* **What is asked**:
Search the entries for the word "crest" and pull out each line that has it.

Structured figure records
+ + + +
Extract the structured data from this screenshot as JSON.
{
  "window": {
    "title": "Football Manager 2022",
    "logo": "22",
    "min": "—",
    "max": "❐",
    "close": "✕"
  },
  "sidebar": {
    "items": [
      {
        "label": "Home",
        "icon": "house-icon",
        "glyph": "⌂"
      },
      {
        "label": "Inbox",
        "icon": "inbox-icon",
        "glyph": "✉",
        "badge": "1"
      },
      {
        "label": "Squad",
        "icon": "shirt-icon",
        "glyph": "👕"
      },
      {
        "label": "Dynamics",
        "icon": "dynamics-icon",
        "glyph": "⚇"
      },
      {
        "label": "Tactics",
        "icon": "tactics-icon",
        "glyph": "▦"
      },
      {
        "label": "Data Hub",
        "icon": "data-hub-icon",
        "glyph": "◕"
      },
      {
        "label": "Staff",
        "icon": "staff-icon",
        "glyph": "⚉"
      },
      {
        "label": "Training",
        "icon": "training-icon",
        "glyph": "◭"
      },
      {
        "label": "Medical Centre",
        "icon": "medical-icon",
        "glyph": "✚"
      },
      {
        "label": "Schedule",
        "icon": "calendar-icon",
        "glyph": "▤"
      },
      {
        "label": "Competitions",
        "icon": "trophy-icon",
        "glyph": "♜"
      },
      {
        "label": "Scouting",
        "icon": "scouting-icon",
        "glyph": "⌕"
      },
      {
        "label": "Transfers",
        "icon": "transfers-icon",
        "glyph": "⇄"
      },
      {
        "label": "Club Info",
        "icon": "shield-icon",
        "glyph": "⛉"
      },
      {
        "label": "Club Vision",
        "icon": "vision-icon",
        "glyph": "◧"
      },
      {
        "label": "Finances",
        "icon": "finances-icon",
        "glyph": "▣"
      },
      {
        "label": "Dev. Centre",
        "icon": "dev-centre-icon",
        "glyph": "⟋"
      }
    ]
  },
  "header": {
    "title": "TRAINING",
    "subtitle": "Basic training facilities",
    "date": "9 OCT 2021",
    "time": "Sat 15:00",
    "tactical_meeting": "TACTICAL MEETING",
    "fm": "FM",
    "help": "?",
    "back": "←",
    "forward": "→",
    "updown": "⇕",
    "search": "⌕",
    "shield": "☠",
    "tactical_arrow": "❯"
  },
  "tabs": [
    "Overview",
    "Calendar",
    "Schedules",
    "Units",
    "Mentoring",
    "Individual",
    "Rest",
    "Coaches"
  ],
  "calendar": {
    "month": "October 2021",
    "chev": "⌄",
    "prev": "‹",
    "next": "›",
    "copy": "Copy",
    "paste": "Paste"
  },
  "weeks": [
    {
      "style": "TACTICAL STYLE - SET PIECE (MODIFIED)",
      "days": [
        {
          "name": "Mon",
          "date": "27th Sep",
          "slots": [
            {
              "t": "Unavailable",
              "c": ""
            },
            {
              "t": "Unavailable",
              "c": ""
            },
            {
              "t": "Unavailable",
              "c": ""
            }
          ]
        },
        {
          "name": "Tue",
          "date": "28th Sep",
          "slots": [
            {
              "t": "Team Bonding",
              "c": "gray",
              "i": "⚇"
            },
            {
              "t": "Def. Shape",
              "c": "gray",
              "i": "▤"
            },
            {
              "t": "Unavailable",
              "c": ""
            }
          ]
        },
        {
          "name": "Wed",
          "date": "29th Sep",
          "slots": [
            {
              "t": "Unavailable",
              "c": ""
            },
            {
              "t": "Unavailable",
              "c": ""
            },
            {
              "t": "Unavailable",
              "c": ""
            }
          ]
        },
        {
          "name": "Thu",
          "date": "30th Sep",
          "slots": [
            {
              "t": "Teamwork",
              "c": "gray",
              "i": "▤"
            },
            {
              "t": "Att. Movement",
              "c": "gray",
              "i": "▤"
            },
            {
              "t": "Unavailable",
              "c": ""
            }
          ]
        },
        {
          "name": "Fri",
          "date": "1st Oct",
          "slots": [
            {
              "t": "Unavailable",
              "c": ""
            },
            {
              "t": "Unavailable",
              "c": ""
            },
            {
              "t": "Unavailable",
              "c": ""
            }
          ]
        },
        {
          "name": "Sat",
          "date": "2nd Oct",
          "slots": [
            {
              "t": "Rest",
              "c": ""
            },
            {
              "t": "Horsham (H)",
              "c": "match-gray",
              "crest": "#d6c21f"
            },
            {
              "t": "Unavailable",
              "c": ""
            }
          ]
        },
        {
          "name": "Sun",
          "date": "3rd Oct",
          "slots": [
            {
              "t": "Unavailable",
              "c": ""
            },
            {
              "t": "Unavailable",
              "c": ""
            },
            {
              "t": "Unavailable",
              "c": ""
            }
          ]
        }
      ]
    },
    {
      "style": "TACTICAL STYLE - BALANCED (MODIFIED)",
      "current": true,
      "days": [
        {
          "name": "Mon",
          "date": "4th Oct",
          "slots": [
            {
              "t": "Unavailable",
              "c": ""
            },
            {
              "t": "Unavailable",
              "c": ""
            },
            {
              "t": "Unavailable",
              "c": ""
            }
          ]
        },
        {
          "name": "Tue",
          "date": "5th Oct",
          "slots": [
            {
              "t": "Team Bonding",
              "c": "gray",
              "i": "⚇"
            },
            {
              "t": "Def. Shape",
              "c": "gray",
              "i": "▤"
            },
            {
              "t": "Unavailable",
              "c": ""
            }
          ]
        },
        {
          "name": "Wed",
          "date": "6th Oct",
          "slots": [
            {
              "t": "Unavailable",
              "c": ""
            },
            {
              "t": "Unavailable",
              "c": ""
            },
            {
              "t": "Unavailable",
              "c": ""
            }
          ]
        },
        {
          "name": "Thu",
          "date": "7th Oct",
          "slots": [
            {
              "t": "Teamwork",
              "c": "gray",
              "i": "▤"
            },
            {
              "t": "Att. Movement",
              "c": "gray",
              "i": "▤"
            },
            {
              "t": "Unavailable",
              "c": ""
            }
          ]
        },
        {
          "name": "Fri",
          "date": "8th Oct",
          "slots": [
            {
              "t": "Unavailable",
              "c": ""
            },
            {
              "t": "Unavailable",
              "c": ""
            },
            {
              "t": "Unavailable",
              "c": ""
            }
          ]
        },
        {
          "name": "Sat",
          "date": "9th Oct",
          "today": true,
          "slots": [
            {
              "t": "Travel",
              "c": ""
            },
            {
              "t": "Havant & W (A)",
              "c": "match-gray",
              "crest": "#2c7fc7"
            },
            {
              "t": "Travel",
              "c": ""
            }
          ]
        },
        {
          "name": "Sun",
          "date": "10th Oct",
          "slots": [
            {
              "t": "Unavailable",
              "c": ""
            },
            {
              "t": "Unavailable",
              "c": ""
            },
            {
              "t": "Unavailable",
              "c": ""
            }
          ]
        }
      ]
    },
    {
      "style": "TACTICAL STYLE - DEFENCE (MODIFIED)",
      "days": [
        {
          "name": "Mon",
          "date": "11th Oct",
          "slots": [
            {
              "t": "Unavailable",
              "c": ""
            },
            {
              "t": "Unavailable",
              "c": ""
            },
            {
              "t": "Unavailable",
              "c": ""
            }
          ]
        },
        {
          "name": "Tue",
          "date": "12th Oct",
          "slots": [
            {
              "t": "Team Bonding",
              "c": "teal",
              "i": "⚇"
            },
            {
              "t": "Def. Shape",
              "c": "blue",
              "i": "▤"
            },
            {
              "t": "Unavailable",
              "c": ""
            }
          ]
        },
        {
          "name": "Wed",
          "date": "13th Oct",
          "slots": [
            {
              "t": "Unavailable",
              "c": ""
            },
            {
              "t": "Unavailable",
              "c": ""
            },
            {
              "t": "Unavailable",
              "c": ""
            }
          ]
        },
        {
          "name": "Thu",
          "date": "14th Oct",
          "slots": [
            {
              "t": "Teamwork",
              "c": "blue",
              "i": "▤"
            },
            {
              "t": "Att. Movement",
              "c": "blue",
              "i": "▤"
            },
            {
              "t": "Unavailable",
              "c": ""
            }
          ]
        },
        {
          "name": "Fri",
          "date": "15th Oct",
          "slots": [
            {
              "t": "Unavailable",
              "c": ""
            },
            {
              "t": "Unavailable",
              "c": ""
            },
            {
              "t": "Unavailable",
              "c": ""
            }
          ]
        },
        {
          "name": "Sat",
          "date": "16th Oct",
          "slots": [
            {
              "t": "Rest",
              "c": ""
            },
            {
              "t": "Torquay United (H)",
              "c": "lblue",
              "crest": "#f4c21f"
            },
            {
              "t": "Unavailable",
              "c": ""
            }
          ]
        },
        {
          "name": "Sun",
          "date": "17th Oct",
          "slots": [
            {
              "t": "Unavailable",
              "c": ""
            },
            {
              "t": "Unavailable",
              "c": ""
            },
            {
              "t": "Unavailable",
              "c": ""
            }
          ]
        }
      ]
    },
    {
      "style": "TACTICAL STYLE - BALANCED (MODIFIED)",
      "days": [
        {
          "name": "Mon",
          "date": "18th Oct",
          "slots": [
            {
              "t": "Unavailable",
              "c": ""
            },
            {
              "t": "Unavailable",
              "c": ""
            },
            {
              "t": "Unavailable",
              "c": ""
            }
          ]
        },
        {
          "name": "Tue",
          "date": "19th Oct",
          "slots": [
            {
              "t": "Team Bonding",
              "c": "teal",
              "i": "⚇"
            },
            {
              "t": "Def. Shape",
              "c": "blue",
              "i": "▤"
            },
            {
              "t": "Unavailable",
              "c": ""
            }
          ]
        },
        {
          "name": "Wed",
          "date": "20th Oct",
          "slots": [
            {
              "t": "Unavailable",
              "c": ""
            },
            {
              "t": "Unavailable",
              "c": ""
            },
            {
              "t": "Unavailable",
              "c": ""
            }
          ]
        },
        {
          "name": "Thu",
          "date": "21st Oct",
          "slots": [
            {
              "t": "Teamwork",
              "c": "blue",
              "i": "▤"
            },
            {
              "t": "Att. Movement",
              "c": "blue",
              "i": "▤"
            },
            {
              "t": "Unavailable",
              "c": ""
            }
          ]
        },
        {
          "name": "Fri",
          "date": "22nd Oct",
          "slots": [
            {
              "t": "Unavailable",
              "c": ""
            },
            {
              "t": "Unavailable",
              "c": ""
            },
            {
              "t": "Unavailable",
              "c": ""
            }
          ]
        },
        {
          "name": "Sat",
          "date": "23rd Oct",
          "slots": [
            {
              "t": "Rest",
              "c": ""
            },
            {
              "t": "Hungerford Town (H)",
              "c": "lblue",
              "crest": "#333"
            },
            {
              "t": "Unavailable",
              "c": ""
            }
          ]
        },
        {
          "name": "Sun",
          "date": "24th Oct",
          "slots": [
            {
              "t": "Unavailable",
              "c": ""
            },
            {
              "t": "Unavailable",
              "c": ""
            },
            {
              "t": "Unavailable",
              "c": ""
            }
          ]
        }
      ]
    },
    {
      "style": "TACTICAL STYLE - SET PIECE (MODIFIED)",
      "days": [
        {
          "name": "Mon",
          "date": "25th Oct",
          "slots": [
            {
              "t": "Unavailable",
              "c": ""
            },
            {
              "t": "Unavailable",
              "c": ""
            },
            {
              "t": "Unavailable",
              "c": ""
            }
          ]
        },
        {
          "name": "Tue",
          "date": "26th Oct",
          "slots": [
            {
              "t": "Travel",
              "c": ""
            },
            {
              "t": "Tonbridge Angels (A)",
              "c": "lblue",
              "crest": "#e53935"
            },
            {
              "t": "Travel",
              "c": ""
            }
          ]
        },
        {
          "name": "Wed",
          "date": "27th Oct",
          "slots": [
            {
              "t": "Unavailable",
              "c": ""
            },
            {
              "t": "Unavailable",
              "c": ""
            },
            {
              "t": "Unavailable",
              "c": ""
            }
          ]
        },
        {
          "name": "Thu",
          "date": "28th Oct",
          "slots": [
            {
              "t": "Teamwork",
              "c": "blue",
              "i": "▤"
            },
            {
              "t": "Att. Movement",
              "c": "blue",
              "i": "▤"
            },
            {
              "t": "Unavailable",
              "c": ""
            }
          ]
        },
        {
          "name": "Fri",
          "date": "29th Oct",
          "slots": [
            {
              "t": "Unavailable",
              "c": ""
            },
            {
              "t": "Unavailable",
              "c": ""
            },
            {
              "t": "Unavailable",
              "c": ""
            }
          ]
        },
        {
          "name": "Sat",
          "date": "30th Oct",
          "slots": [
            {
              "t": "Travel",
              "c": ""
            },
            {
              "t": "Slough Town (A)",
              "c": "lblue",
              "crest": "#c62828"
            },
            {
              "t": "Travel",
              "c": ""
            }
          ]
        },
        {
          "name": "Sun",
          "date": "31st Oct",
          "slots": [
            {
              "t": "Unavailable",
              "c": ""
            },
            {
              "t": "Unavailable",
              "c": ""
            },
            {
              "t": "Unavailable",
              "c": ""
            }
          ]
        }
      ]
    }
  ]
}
+ + + +
* **Finished task**:
              "crest": "#d6c21f"
              "crest": "#2c7fc7"
              "crest": "#f4c21f"
              "crest": "#333"
              "crest": "#e53935"
              "crest": "#c62828"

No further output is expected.